(Records from a collection of figures)
· · ·

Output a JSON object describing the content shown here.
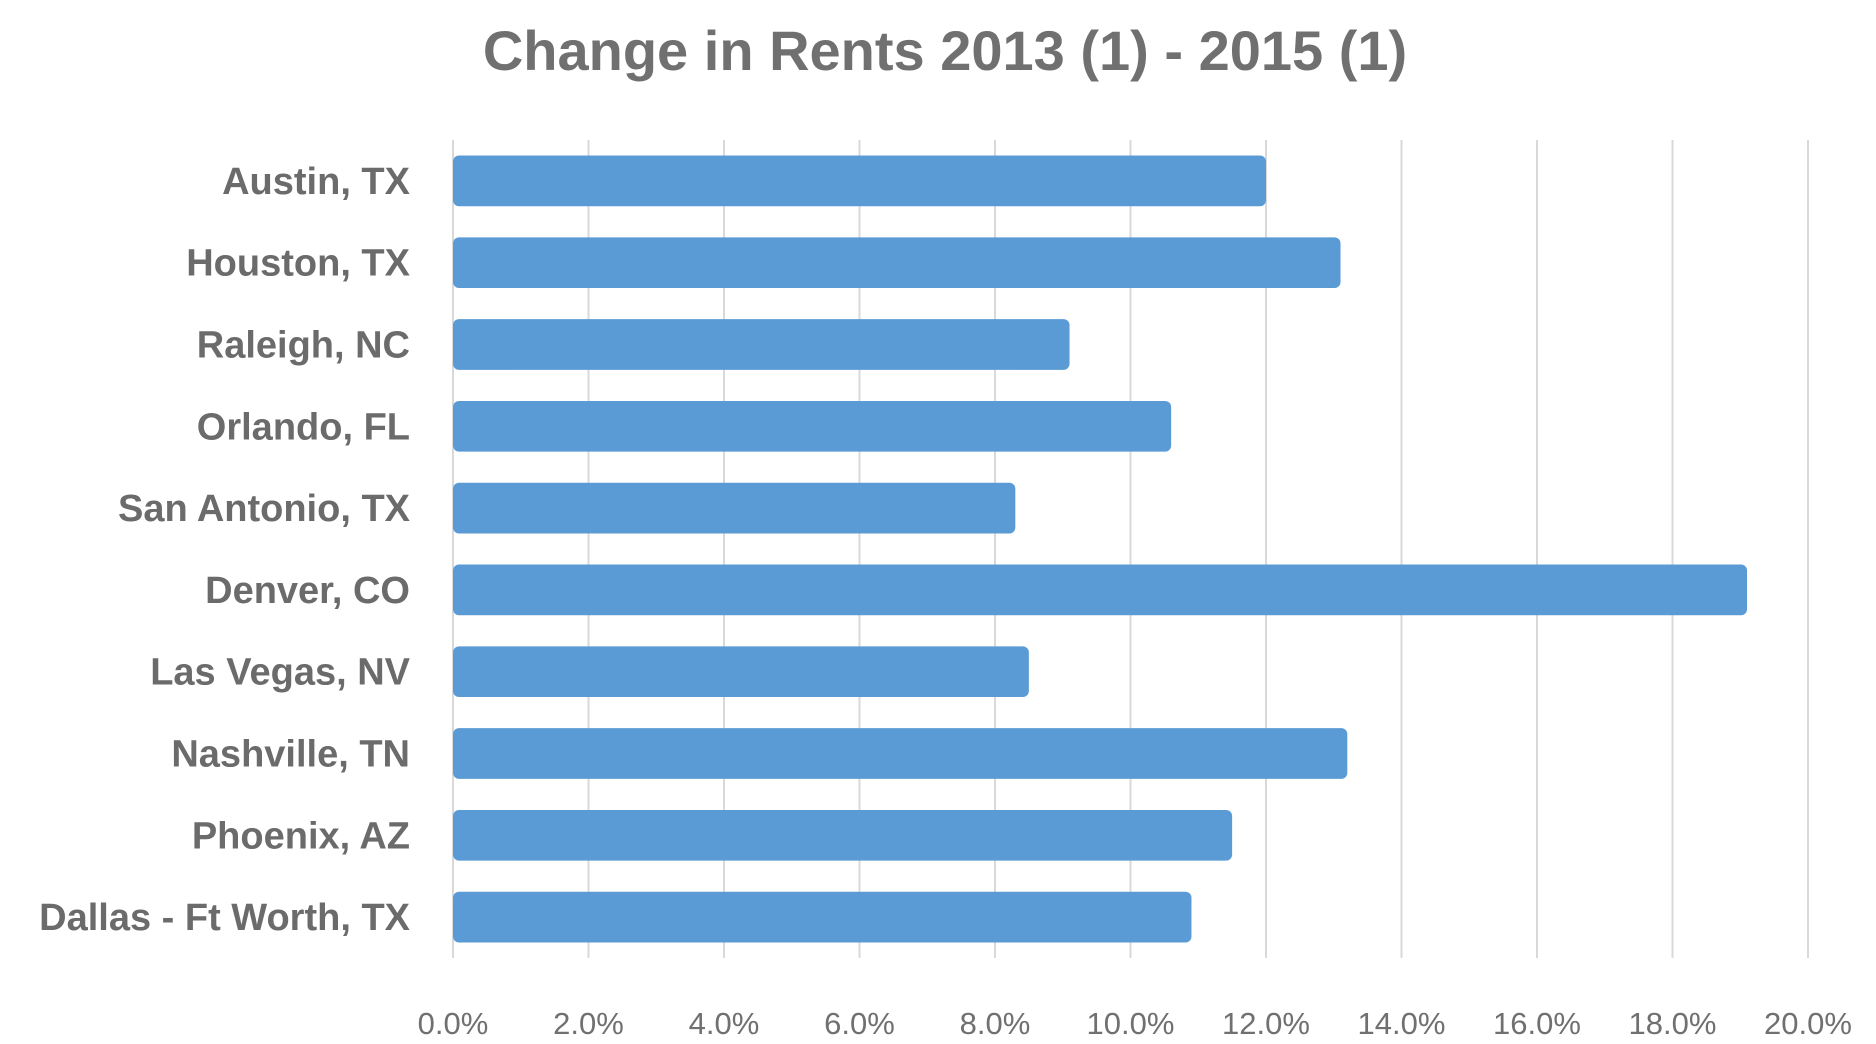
{
  "chart_data": {
    "type": "bar",
    "orientation": "horizontal",
    "title": "Change in Rents 2013 (1) - 2015 (1)",
    "xlabel": "",
    "ylabel": "",
    "categories": [
      "Austin, TX",
      "Houston, TX",
      "Raleigh, NC",
      "Orlando, FL",
      "San Antonio, TX",
      "Denver, CO",
      "Las Vegas, NV",
      "Nashville, TN",
      "Phoenix, AZ",
      "Dallas - Ft Worth, TX"
    ],
    "values": [
      12.0,
      13.1,
      9.1,
      10.6,
      8.3,
      19.1,
      8.5,
      13.2,
      11.5,
      10.9
    ],
    "xlim": [
      0,
      20
    ],
    "ticks": [
      "0.0%",
      "2.0%",
      "4.0%",
      "6.0%",
      "8.0%",
      "10.0%",
      "12.0%",
      "14.0%",
      "16.0%",
      "18.0%",
      "20.0%"
    ],
    "grid": "vertical",
    "legend": "none",
    "bar_color": "#5b9bd5"
  }
}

· · ·

## Do this
Each entry above is to be written out again unchanged, apart from the pictures, which are left out.

## Exercise solution
Output a JSON object describing the content shown here.
{
  "chart_data": {
    "type": "bar",
    "orientation": "horizontal",
    "title": "Change in Rents 2013 (1) - 2015 (1)",
    "xlabel": "",
    "ylabel": "",
    "categories": [
      "Austin, TX",
      "Houston, TX",
      "Raleigh, NC",
      "Orlando, FL",
      "San Antonio, TX",
      "Denver, CO",
      "Las Vegas, NV",
      "Nashville, TN",
      "Phoenix, AZ",
      "Dallas - Ft Worth, TX"
    ],
    "values": [
      12.0,
      13.1,
      9.1,
      10.6,
      8.3,
      19.1,
      8.5,
      13.2,
      11.5,
      10.9
    ],
    "xlim": [
      0,
      20
    ],
    "ticks": [
      "0.0%",
      "2.0%",
      "4.0%",
      "6.0%",
      "8.0%",
      "10.0%",
      "12.0%",
      "14.0%",
      "16.0%",
      "18.0%",
      "20.0%"
    ],
    "grid": "vertical",
    "legend": "none",
    "bar_color": "#5b9bd5"
  }
}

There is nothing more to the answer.